[BEGIN Exercise materials]
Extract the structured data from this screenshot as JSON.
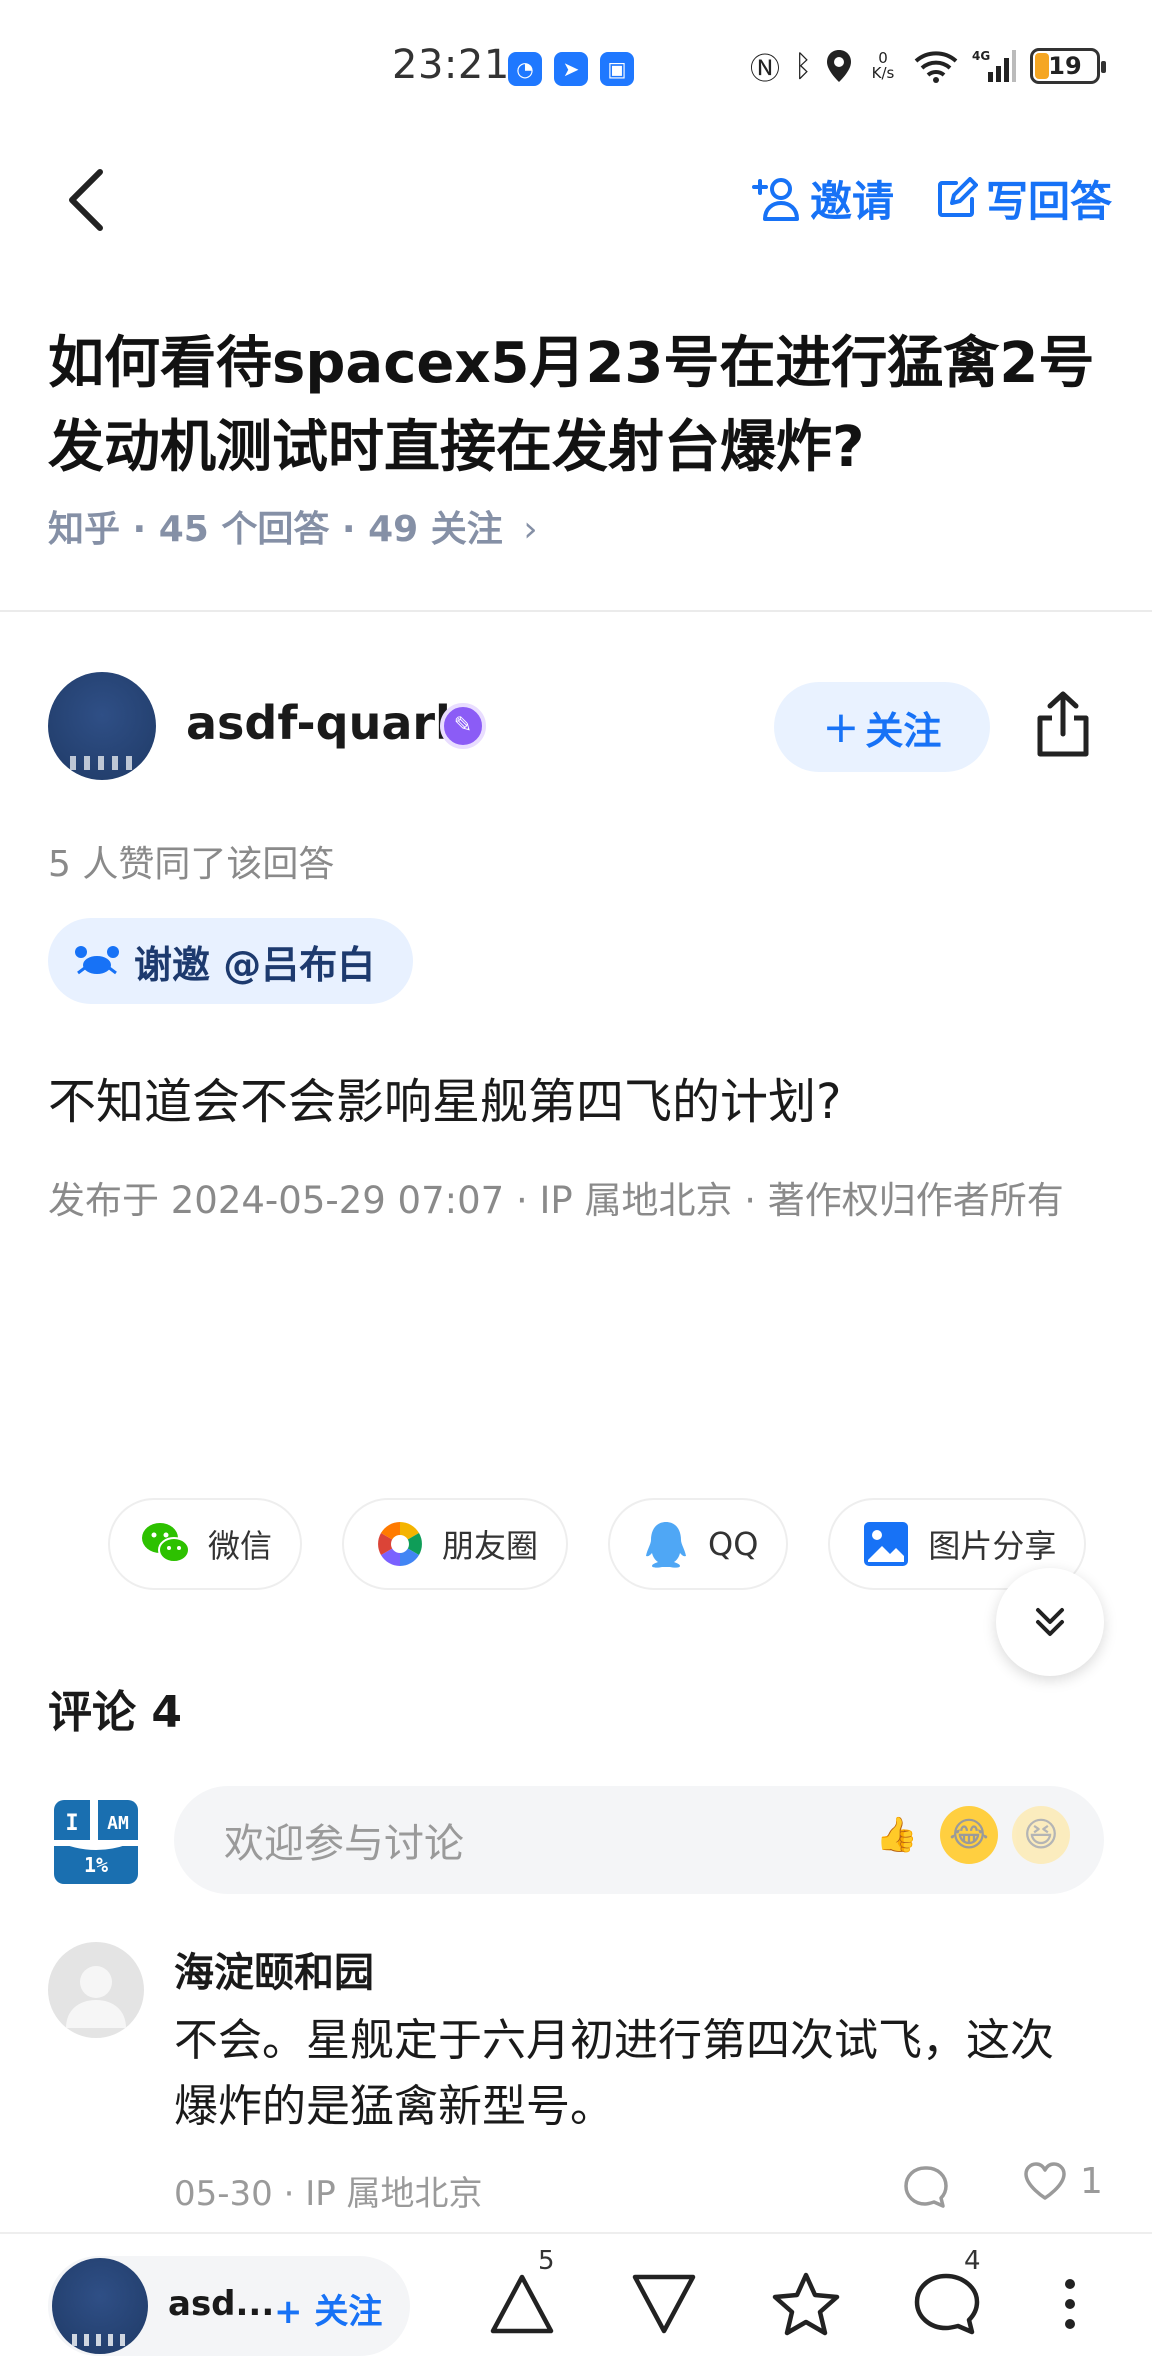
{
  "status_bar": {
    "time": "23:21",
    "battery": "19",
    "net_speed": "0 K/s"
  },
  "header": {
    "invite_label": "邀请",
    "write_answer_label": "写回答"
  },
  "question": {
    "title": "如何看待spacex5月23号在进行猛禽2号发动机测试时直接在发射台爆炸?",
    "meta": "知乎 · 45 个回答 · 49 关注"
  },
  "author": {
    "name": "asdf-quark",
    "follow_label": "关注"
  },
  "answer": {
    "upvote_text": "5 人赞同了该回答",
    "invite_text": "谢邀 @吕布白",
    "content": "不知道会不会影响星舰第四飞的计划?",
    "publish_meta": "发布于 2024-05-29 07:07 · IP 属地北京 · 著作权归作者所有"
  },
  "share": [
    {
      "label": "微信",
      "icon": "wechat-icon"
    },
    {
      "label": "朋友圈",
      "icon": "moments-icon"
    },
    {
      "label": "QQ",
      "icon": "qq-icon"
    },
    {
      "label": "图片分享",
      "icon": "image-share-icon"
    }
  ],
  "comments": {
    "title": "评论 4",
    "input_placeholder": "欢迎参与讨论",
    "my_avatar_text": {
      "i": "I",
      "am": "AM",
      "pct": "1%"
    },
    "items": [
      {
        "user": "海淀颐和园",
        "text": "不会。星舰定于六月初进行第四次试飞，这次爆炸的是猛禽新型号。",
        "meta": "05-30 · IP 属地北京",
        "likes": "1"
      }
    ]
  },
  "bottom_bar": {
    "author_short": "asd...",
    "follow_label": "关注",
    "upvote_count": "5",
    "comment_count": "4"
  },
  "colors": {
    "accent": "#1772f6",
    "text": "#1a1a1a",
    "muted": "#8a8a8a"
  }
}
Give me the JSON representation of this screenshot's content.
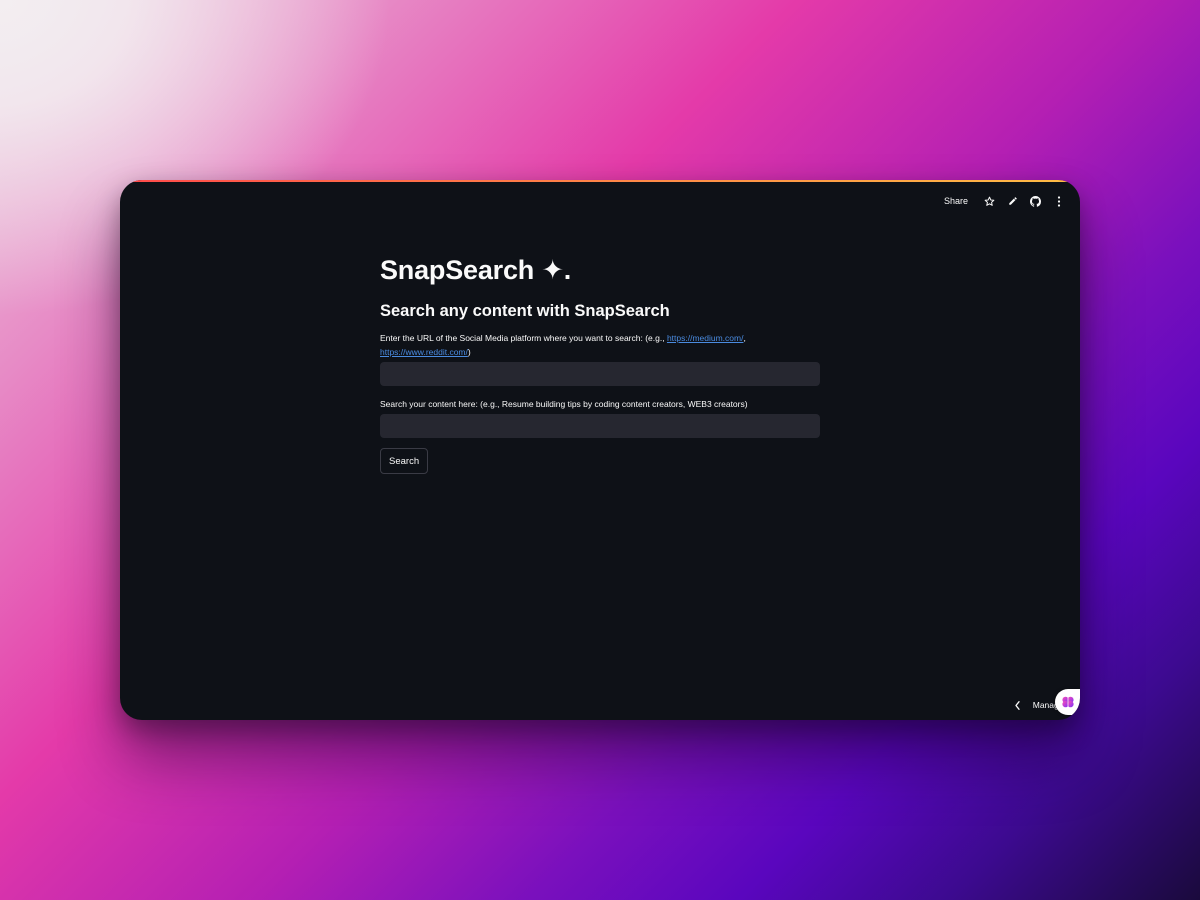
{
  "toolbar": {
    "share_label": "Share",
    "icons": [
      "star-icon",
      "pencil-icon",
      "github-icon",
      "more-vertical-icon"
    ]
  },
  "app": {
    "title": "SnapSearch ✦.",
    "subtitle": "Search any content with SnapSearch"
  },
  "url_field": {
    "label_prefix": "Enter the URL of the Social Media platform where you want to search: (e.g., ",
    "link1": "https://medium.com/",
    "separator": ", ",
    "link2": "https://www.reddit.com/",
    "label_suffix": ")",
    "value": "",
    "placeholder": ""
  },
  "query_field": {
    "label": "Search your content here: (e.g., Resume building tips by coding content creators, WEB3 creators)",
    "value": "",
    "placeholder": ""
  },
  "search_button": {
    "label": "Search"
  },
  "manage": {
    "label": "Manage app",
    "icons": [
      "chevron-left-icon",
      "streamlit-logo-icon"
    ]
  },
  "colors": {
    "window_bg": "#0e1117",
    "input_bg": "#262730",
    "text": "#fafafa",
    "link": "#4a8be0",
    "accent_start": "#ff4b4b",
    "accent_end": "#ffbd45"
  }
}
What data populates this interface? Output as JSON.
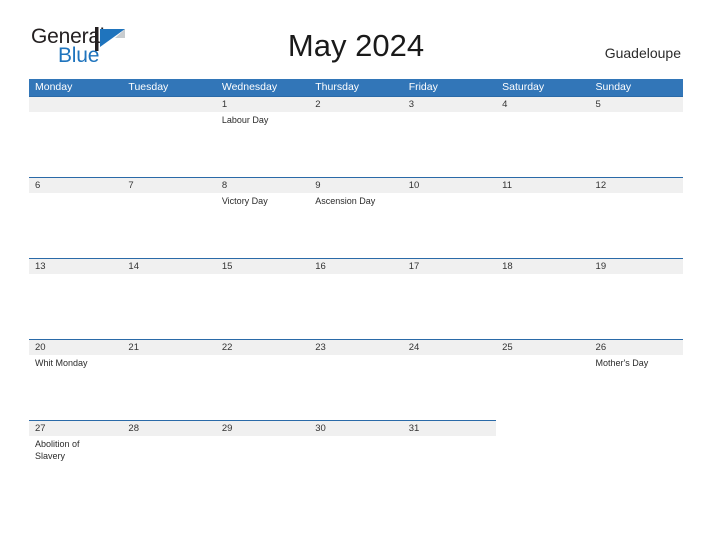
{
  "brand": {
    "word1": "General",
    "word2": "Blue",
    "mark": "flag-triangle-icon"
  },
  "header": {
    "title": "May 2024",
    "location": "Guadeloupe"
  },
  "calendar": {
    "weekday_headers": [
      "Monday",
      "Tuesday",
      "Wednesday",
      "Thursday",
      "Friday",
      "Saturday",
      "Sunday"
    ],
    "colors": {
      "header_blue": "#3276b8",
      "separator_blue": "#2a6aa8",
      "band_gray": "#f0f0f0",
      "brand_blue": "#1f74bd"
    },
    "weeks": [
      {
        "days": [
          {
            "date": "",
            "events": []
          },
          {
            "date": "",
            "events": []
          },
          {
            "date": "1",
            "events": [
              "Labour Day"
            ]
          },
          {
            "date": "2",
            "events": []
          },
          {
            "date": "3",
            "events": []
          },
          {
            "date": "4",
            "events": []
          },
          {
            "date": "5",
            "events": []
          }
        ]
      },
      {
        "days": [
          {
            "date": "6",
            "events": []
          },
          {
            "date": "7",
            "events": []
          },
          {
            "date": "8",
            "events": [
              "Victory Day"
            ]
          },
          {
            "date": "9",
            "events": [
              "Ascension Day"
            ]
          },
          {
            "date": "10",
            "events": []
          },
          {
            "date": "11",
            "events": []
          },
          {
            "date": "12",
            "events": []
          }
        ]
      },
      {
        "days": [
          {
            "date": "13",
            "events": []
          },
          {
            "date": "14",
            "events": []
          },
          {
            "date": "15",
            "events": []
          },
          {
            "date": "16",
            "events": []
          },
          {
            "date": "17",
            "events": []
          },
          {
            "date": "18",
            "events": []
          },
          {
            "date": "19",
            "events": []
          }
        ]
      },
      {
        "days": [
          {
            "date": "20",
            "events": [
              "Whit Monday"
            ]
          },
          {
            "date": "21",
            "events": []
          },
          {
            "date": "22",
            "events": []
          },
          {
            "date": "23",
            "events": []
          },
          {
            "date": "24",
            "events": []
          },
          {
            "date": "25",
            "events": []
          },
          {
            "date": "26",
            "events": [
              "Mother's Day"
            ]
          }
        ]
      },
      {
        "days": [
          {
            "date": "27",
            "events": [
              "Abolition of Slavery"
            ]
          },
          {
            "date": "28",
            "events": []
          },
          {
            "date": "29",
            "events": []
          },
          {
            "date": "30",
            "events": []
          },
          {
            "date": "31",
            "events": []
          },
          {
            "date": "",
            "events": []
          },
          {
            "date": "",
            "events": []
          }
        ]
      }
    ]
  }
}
[END Exercise materials]
### Set task
Leaving all pictures aside, quote each record exactly.

### Task result
Extract the structured data from this screenshot as JSON.
{
  "status_bar": {
    "time": "23:21",
    "battery": "19",
    "net_speed": "0 K/s"
  },
  "header": {
    "invite_label": "邀请",
    "write_answer_label": "写回答"
  },
  "question": {
    "title": "如何看待spacex5月23号在进行猛禽2号发动机测试时直接在发射台爆炸?",
    "meta": "知乎 · 45 个回答 · 49 关注"
  },
  "author": {
    "name": "asdf-quark",
    "follow_label": "关注"
  },
  "answer": {
    "upvote_text": "5 人赞同了该回答",
    "invite_text": "谢邀 @吕布白",
    "content": "不知道会不会影响星舰第四飞的计划?",
    "publish_meta": "发布于 2024-05-29 07:07 · IP 属地北京 · 著作权归作者所有"
  },
  "share": [
    {
      "label": "微信",
      "icon": "wechat-icon"
    },
    {
      "label": "朋友圈",
      "icon": "moments-icon"
    },
    {
      "label": "QQ",
      "icon": "qq-icon"
    },
    {
      "label": "图片分享",
      "icon": "image-share-icon"
    }
  ],
  "comments": {
    "title": "评论 4",
    "input_placeholder": "欢迎参与讨论",
    "my_avatar_text": {
      "i": "I",
      "am": "AM",
      "pct": "1%"
    },
    "items": [
      {
        "user": "海淀颐和园",
        "text": "不会。星舰定于六月初进行第四次试飞，这次爆炸的是猛禽新型号。",
        "meta": "05-30 · IP 属地北京",
        "likes": "1"
      }
    ]
  },
  "bottom_bar": {
    "author_short": "asd...",
    "follow_label": "关注",
    "upvote_count": "5",
    "comment_count": "4"
  },
  "colors": {
    "accent": "#1772f6",
    "text": "#1a1a1a",
    "muted": "#8a8a8a"
  }
}
Give me the JSON representation of this screenshot's content.
{
  "toolbar": {
    "share_label": "Share",
    "icons": [
      "star-icon",
      "pencil-icon",
      "github-icon",
      "more-vertical-icon"
    ]
  },
  "app": {
    "title": "SnapSearch ✦.",
    "subtitle": "Search any content with SnapSearch"
  },
  "url_field": {
    "label_prefix": "Enter the URL of the Social Media platform where you want to search: (e.g., ",
    "link1": "https://medium.com/",
    "separator": ", ",
    "link2": "https://www.reddit.com/",
    "label_suffix": ")",
    "value": "",
    "placeholder": ""
  },
  "query_field": {
    "label": "Search your content here: (e.g., Resume building tips by coding content creators, WEB3 creators)",
    "value": "",
    "placeholder": ""
  },
  "search_button": {
    "label": "Search"
  },
  "manage": {
    "label": "Manage app",
    "icons": [
      "chevron-left-icon",
      "streamlit-logo-icon"
    ]
  },
  "colors": {
    "window_bg": "#0e1117",
    "input_bg": "#262730",
    "text": "#fafafa",
    "link": "#4a8be0",
    "accent_start": "#ff4b4b",
    "accent_end": "#ffbd45"
  }
}
What data populates this interface? Output as JSON.
{
  "brand": {
    "word1": "General",
    "word2": "Blue",
    "mark": "flag-triangle-icon"
  },
  "header": {
    "title": "May 2024",
    "location": "Guadeloupe"
  },
  "calendar": {
    "weekday_headers": [
      "Monday",
      "Tuesday",
      "Wednesday",
      "Thursday",
      "Friday",
      "Saturday",
      "Sunday"
    ],
    "colors": {
      "header_blue": "#3276b8",
      "separator_blue": "#2a6aa8",
      "band_gray": "#f0f0f0",
      "brand_blue": "#1f74bd"
    },
    "weeks": [
      {
        "days": [
          {
            "date": "",
            "events": []
          },
          {
            "date": "",
            "events": []
          },
          {
            "date": "1",
            "events": [
              "Labour Day"
            ]
          },
          {
            "date": "2",
            "events": []
          },
          {
            "date": "3",
            "events": []
          },
          {
            "date": "4",
            "events": []
          },
          {
            "date": "5",
            "events": []
          }
        ]
      },
      {
        "days": [
          {
            "date": "6",
            "events": []
          },
          {
            "date": "7",
            "events": []
          },
          {
            "date": "8",
            "events": [
              "Victory Day"
            ]
          },
          {
            "date": "9",
            "events": [
              "Ascension Day"
            ]
          },
          {
            "date": "10",
            "events": []
          },
          {
            "date": "11",
            "events": []
          },
          {
            "date": "12",
            "events": []
          }
        ]
      },
      {
        "days": [
          {
            "date": "13",
            "events": []
          },
          {
            "date": "14",
            "events": []
          },
          {
            "date": "15",
            "events": []
          },
          {
            "date": "16",
            "events": []
          },
          {
            "date": "17",
            "events": []
          },
          {
            "date": "18",
            "events": []
          },
          {
            "date": "19",
            "events": []
          }
        ]
      },
      {
        "days": [
          {
            "date": "20",
            "events": [
              "Whit Monday"
            ]
          },
          {
            "date": "21",
            "events": []
          },
          {
            "date": "22",
            "events": []
          },
          {
            "date": "23",
            "events": []
          },
          {
            "date": "24",
            "events": []
          },
          {
            "date": "25",
            "events": []
          },
          {
            "date": "26",
            "events": [
              "Mother's Day"
            ]
          }
        ]
      },
      {
        "days": [
          {
            "date": "27",
            "events": [
              "Abolition of Slavery"
            ]
          },
          {
            "date": "28",
            "events": []
          },
          {
            "date": "29",
            "events": []
          },
          {
            "date": "30",
            "events": []
          },
          {
            "date": "31",
            "events": []
          },
          {
            "date": "",
            "events": []
          },
          {
            "date": "",
            "events": []
          }
        ]
      }
    ]
  }
}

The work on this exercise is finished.